Repeat every record below exactly, but leave out any pictures.

#### Provided material:
⟨
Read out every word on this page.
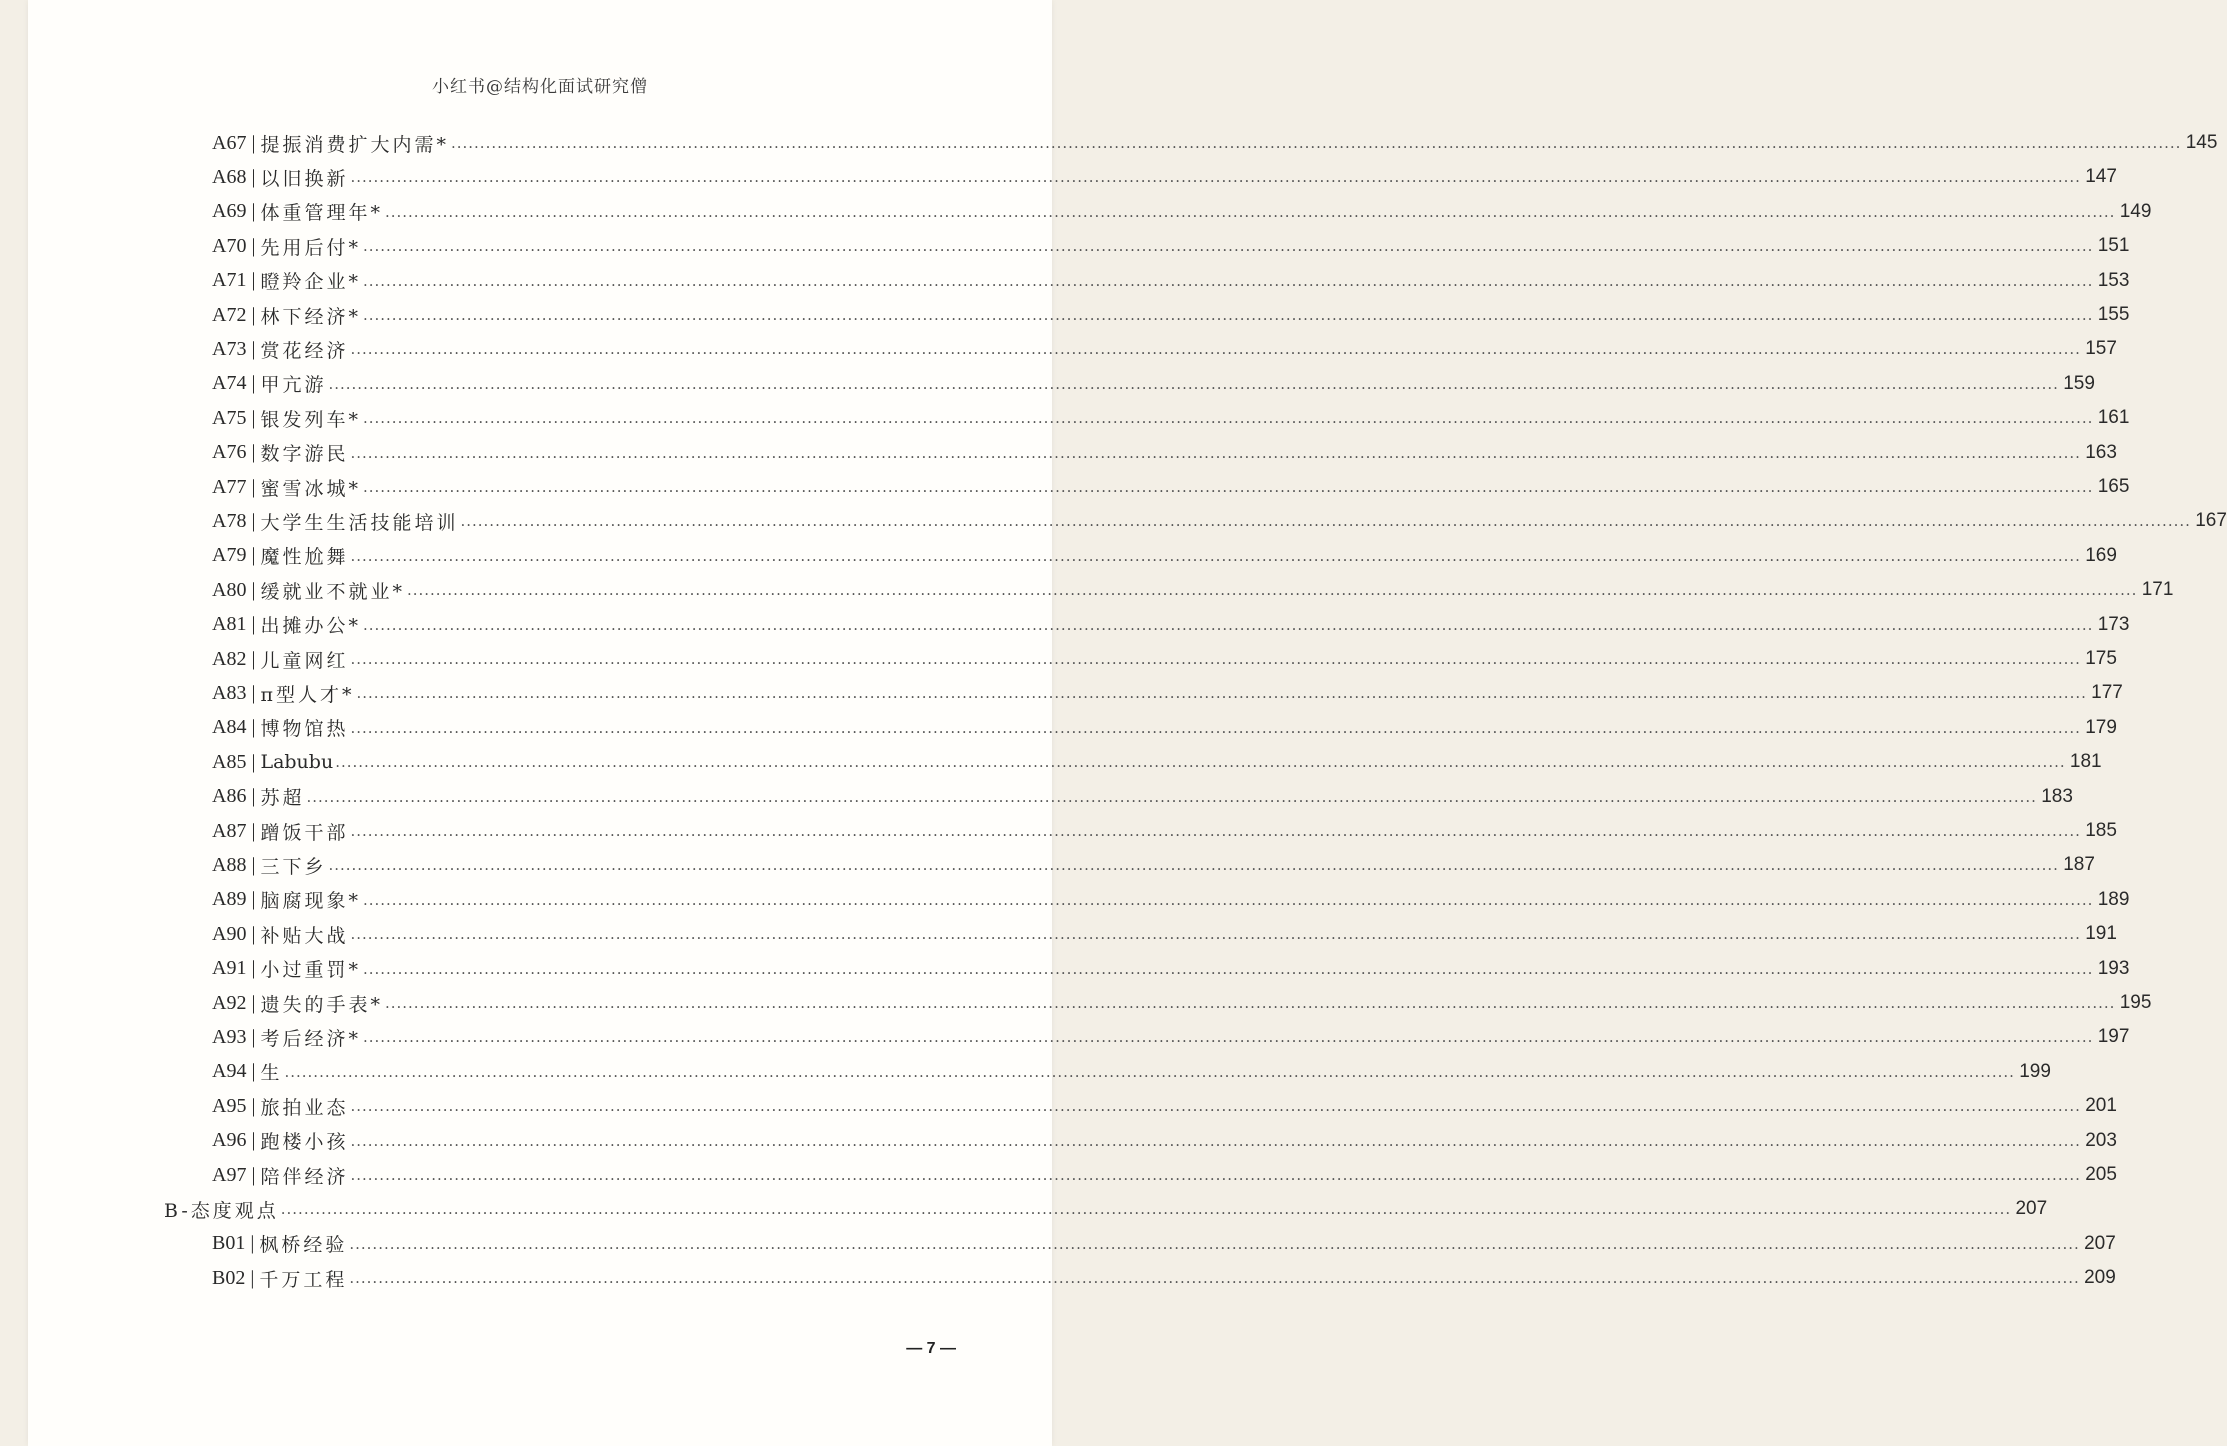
小红书@结构化面试研究僧
A67 | 提振消费扩大内需* ............................................................................................................................................................................................................................................................................................................ 145
A68 | 以旧换新 ............................................................................................................................................................................................................................................................................................................ 147
A69 | 体重管理年* ............................................................................................................................................................................................................................................................................................................ 149
A70 | 先用后付* ............................................................................................................................................................................................................................................................................................................ 151
A71 | 瞪羚企业* ............................................................................................................................................................................................................................................................................................................ 153
A72 | 林下经济* ............................................................................................................................................................................................................................................................................................................ 155
A73 | 赏花经济 ............................................................................................................................................................................................................................................................................................................ 157
A74 | 甲亢游 ............................................................................................................................................................................................................................................................................................................ 159
A75 | 银发列车* ............................................................................................................................................................................................................................................................................................................ 161
A76 | 数字游民 ............................................................................................................................................................................................................................................................................................................ 163
A77 | 蜜雪冰城* ............................................................................................................................................................................................................................................................................................................ 165
A78 | 大学生生活技能培训 ............................................................................................................................................................................................................................................................................................................ 167
A79 | 魔性尬舞 ............................................................................................................................................................................................................................................................................................................ 169
A80 | 缓就业不就业* ............................................................................................................................................................................................................................................................................................................ 171
A81 | 出摊办公* ............................................................................................................................................................................................................................................................................................................ 173
A82 | 儿童网红 ............................................................................................................................................................................................................................................................................................................ 175
A83 | π型人才* ............................................................................................................................................................................................................................................................................................................ 177
A84 | 博物馆热 ............................................................................................................................................................................................................................................................................................................ 179
A85 | Labubu ............................................................................................................................................................................................................................................................................................................ 181
A86 | 苏超 ............................................................................................................................................................................................................................................................................................................ 183
A87 | 蹭饭干部 ............................................................................................................................................................................................................................................................................................................ 185
A88 | 三下乡 ............................................................................................................................................................................................................................................................................................................ 187
A89 | 脑腐现象* ............................................................................................................................................................................................................................................................................................................ 189
A90 | 补贴大战 ............................................................................................................................................................................................................................................................................................................ 191
A91 | 小过重罚* ............................................................................................................................................................................................................................................................................................................ 193
A92 | 遗失的手表* ............................................................................................................................................................................................................................................................................................................ 195
A93 | 考后经济* ............................................................................................................................................................................................................................................................................................................ 197
A94 | 生 ............................................................................................................................................................................................................................................................................................................ 199
A95 | 旅拍业态 ............................................................................................................................................................................................................................................................................................................ 201
A96 | 跑楼小孩 ............................................................................................................................................................................................................................................................................................................ 203
A97 | 陪伴经济 ............................................................................................................................................................................................................................................................................................................ 205
B-态度观点 ............................................................................................................................................................................................................................................................................................................ 207
B01 | 枫桥经验 ............................................................................................................................................................................................................................................................................................................ 207
B02 | 千万工程 ............................................................................................................................................................................................................................................................................................................ 209
— 7 —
⟩
#### Solution:
Read out every word on this page.
小红书@结构化面试研究僧
A67 | 提振消费扩大内需* ............................................................................................................................................................................................................................................................................................................ 145
A68 | 以旧换新 ............................................................................................................................................................................................................................................................................................................ 147
A69 | 体重管理年* ............................................................................................................................................................................................................................................................................................................ 149
A70 | 先用后付* ............................................................................................................................................................................................................................................................................................................ 151
A71 | 瞪羚企业* ............................................................................................................................................................................................................................................................................................................ 153
A72 | 林下经济* ............................................................................................................................................................................................................................................................................................................ 155
A73 | 赏花经济 ............................................................................................................................................................................................................................................................................................................ 157
A74 | 甲亢游 ............................................................................................................................................................................................................................................................................................................ 159
A75 | 银发列车* ............................................................................................................................................................................................................................................................................................................ 161
A76 | 数字游民 ............................................................................................................................................................................................................................................................................................................ 163
A77 | 蜜雪冰城* ............................................................................................................................................................................................................................................................................................................ 165
A78 | 大学生生活技能培训 ............................................................................................................................................................................................................................................................................................................ 167
A79 | 魔性尬舞 ............................................................................................................................................................................................................................................................................................................ 169
A80 | 缓就业不就业* ............................................................................................................................................................................................................................................................................................................ 171
A81 | 出摊办公* ............................................................................................................................................................................................................................................................................................................ 173
A82 | 儿童网红 ............................................................................................................................................................................................................................................................................................................ 175
A83 | π型人才* ............................................................................................................................................................................................................................................................................................................ 177
A84 | 博物馆热 ............................................................................................................................................................................................................................................................................................................ 179
A85 | Labubu ............................................................................................................................................................................................................................................................................................................ 181
A86 | 苏超 ............................................................................................................................................................................................................................................................................................................ 183
A87 | 蹭饭干部 ............................................................................................................................................................................................................................................................................................................ 185
A88 | 三下乡 ............................................................................................................................................................................................................................................................................................................ 187
A89 | 脑腐现象* ............................................................................................................................................................................................................................................................................................................ 189
A90 | 补贴大战 ............................................................................................................................................................................................................................................................................................................ 191
A91 | 小过重罚* ............................................................................................................................................................................................................................................................................................................ 193
A92 | 遗失的手表* ............................................................................................................................................................................................................................................................................................................ 195
A93 | 考后经济* ............................................................................................................................................................................................................................................................................................................ 197
A94 | 生 ............................................................................................................................................................................................................................................................................................................ 199
A95 | 旅拍业态 ............................................................................................................................................................................................................................................................................................................ 201
A96 | 跑楼小孩 ............................................................................................................................................................................................................................................................................................................ 203
A97 | 陪伴经济 ............................................................................................................................................................................................................................................................................................................ 205
B-态度观点 ............................................................................................................................................................................................................................................................................................................ 207
B01 | 枫桥经验 ............................................................................................................................................................................................................................................................................................................ 207
B02 | 千万工程 ............................................................................................................................................................................................................................................................................................................ 209
— 7 —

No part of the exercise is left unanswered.